Omit the images, then print each record below exactly as it reads.

**Task data**
· · · ·

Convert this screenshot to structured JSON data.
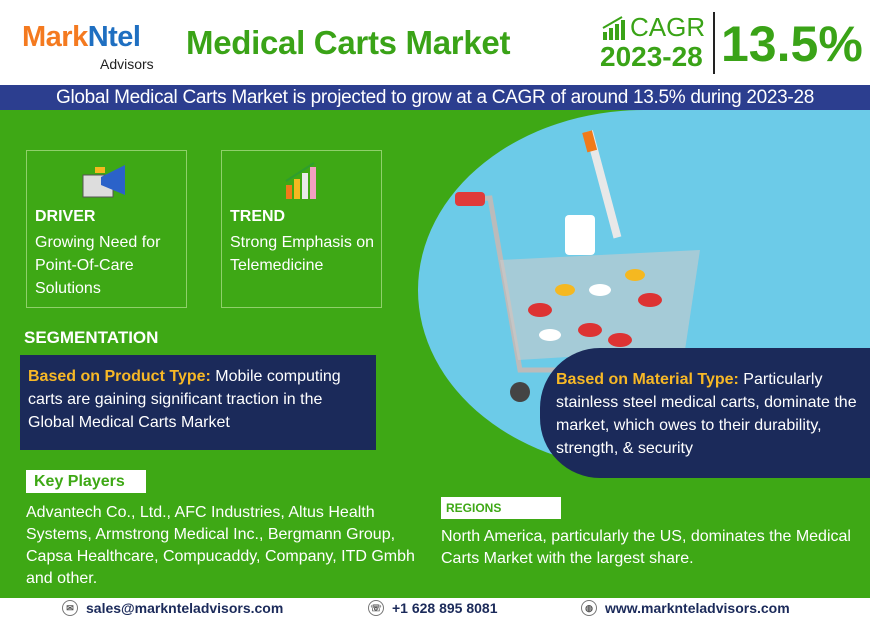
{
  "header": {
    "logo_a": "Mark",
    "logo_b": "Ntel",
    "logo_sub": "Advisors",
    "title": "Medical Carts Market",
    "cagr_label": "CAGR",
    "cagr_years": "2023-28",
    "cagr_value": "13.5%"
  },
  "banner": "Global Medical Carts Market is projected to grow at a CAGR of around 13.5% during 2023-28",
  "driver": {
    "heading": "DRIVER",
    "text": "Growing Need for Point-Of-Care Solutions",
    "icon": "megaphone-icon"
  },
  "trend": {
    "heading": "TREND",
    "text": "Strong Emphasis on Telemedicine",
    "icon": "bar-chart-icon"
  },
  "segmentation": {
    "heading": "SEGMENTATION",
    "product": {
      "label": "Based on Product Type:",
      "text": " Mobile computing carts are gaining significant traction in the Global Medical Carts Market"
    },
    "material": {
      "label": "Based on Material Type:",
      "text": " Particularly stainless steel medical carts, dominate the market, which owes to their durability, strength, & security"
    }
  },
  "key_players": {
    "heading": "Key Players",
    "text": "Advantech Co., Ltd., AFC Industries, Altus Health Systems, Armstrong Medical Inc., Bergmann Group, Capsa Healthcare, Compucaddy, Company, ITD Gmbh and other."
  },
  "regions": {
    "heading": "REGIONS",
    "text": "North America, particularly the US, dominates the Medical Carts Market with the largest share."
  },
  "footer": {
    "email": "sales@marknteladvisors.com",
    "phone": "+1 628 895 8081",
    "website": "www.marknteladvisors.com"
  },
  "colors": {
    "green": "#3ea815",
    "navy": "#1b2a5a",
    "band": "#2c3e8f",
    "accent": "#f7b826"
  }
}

· · · ·

**Written answer**
Convert this screenshot to structured JSON data.
{
  "header": {
    "logo_a": "Mark",
    "logo_b": "Ntel",
    "logo_sub": "Advisors",
    "title": "Medical Carts Market",
    "cagr_label": "CAGR",
    "cagr_years": "2023-28",
    "cagr_value": "13.5%"
  },
  "banner": "Global Medical Carts Market is projected to grow at a CAGR of around 13.5% during 2023-28",
  "driver": {
    "heading": "DRIVER",
    "text": "Growing Need for Point-Of-Care Solutions",
    "icon": "megaphone-icon"
  },
  "trend": {
    "heading": "TREND",
    "text": "Strong Emphasis on Telemedicine",
    "icon": "bar-chart-icon"
  },
  "segmentation": {
    "heading": "SEGMENTATION",
    "product": {
      "label": "Based on Product Type:",
      "text": " Mobile computing carts are gaining significant traction in the Global Medical Carts Market"
    },
    "material": {
      "label": "Based on Material Type:",
      "text": " Particularly stainless steel medical carts, dominate the market, which owes to their durability, strength, & security"
    }
  },
  "key_players": {
    "heading": "Key Players",
    "text": "Advantech Co., Ltd., AFC Industries, Altus Health Systems, Armstrong Medical Inc., Bergmann Group, Capsa Healthcare, Compucaddy, Company, ITD Gmbh and other."
  },
  "regions": {
    "heading": "REGIONS",
    "text": "North America, particularly the US, dominates the Medical Carts Market with the largest share."
  },
  "footer": {
    "email": "sales@marknteladvisors.com",
    "phone": "+1 628 895 8081",
    "website": "www.marknteladvisors.com"
  },
  "colors": {
    "green": "#3ea815",
    "navy": "#1b2a5a",
    "band": "#2c3e8f",
    "accent": "#f7b826"
  }
}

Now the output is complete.